+++ Text section +++

Beefy Boxes and Bandwidth Generously Provided by pair Networks
Pathologically Eclectic Rubbish Lister
 
PerlMonks  

Native newline encoding

by salva (Canon)
on May 22, 2012 at 15:49 UTC ( [id://971815]=perlquestion: print w/replies, xml ) Need Help??

salva has asked for the wisdom of the Perl Monks concerning the following question:

I am looking for a way to easyly detect the native newline encoding of the OS running my perl script. Besides using a table to infer it from $^O, is there any other way to detect it?

A CPAN module will also do, but searching on CPAN for newline, crlf, carriage return, etc. doesn't show anything interesting.

Replies are listed 'Best First'.
Re: Native newline encoding
by kennethk (Abbot) on May 22, 2012 at 15:58 UTC

    You can use PerlIO::get_layers(STDIN), as discussed in Querying the layers of filehandles in PerlIO. Assuming, of course, that no one played with the layers.

    #11929 First ask yourself `How would I do this without a computer?' Then have the computer do it the same way.

Re: Native newline encoding
by BrowserUk (Patriarch) on May 22, 2012 at 16:49 UTC

    You can detect what Perl think it should output for "\n" on the current platform:

    open O, '>', \$fred;; { local( $/, $\ ); print O "\n";; };; close O;; print unpack 'H*', $fred;; 0a

    Maybe not so useful depending upon your purpose?

    Isn't the whole point of "\n", that by using it, you allow the runtime and OS to figure it out?

+++

Exercises to complete:
- a) Quote the newline encoding thread from "salva has asked" up to and including "listed 'Best First'.".
- b) Answer these questions about the newline encoding thread:
(i) On what date and at what time (UTC) was the original question posted?
(ii) Which function does kennethk suggest using?
(iii) What rank is shown beside BrowserUk's name?
The records aren't needed for any of this work.

+++ Rows +++

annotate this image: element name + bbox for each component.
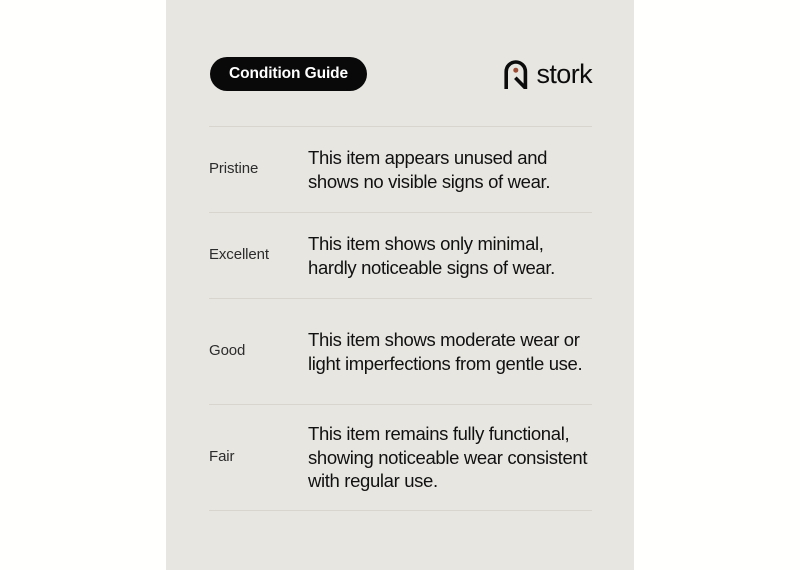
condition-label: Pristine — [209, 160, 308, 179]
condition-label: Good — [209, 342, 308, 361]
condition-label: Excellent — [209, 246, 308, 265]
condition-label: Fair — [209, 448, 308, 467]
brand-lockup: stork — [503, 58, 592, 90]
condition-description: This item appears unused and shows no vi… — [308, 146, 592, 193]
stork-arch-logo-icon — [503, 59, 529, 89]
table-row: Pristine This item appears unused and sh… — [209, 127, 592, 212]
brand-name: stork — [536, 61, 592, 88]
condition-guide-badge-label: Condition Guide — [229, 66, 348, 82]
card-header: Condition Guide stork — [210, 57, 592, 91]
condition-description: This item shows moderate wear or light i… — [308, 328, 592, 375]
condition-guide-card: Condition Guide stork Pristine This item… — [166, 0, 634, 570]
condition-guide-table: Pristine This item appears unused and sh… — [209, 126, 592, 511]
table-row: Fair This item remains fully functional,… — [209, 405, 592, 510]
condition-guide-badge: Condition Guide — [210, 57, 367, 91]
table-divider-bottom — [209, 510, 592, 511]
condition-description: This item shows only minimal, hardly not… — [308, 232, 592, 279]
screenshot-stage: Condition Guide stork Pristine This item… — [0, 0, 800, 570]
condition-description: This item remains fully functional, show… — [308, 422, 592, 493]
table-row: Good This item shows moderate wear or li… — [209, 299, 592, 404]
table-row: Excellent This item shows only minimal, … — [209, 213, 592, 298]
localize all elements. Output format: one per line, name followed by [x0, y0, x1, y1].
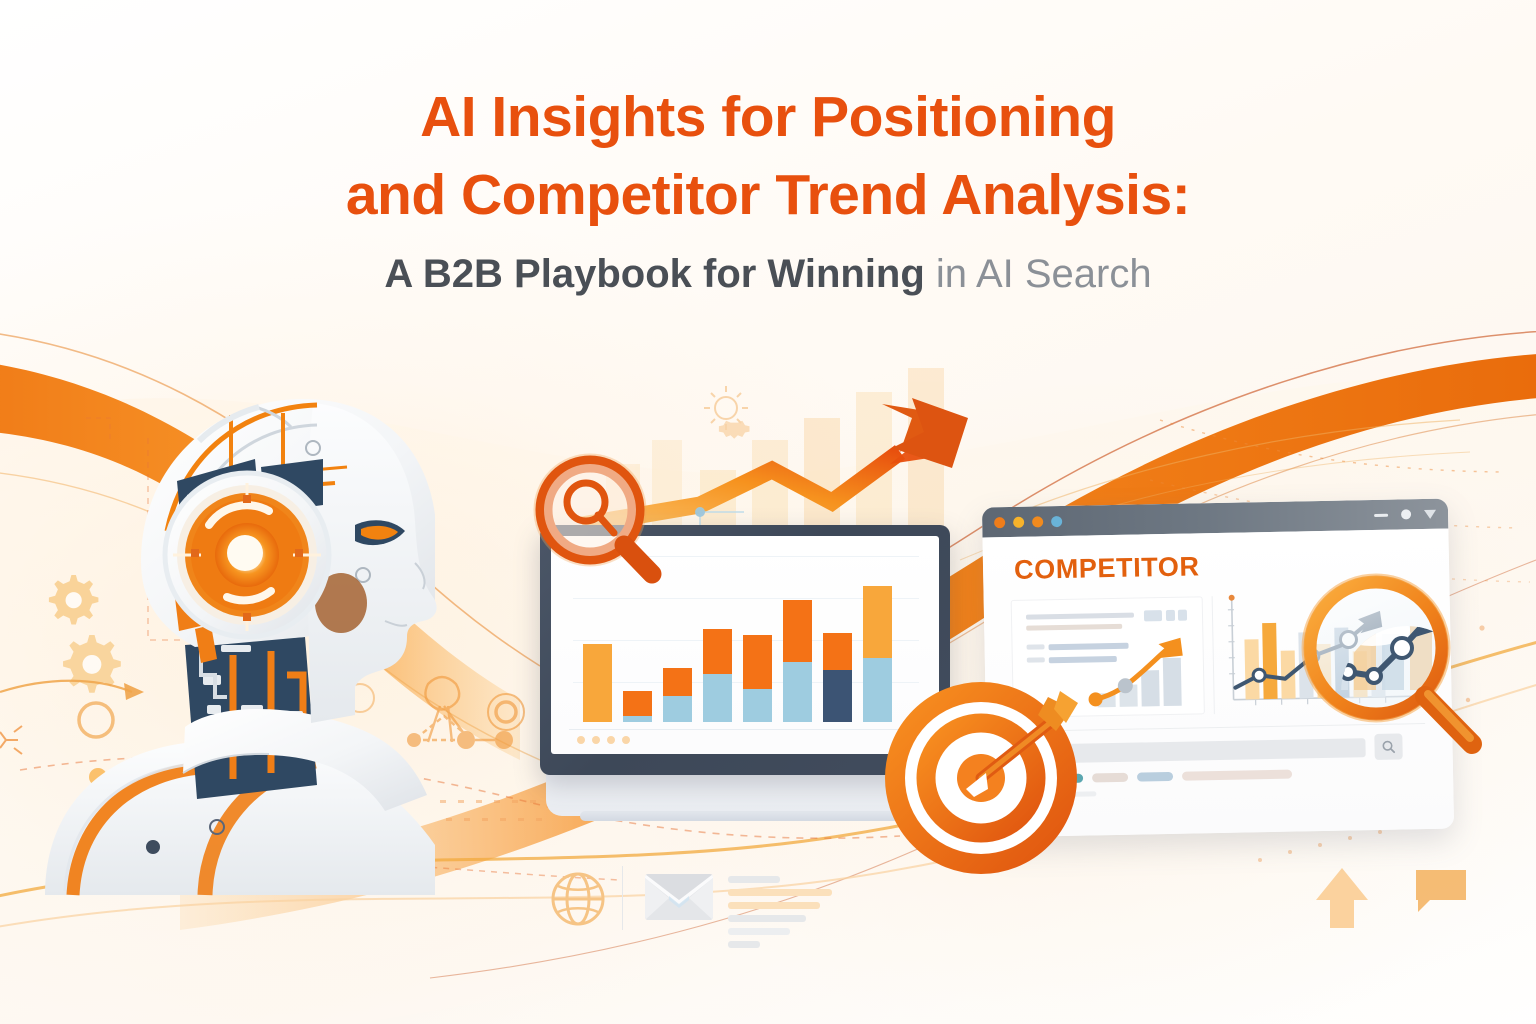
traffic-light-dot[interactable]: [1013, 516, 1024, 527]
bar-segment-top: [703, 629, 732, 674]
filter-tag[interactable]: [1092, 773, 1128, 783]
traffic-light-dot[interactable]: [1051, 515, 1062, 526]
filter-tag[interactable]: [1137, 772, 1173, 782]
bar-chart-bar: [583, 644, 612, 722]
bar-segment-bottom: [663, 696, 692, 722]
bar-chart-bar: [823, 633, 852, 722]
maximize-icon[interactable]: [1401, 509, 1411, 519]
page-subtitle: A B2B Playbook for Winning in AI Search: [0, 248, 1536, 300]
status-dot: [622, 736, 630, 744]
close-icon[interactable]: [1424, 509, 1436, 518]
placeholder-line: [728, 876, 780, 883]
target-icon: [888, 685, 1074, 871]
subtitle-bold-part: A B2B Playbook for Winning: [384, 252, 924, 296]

+++

Expected answers:
- a)
salva has asked for the wisdom of the Perl Monks concerning the following question:

I am looking for a way to easyly detect the native newline encoding of the OS running my perl script. Besides using a table to infer it from $^O, is there any other way to detect it?

A CPAN module will also do, but searching on CPAN for newline, crlf, carriage return, etc. doesn't show anything interesting.

Replies are listed 'Best First'.

- b)
(i) May 22, 2012 at 15:49 UTC
(ii) PerlIO::get_layers(STDIN)
(iii) Patriarch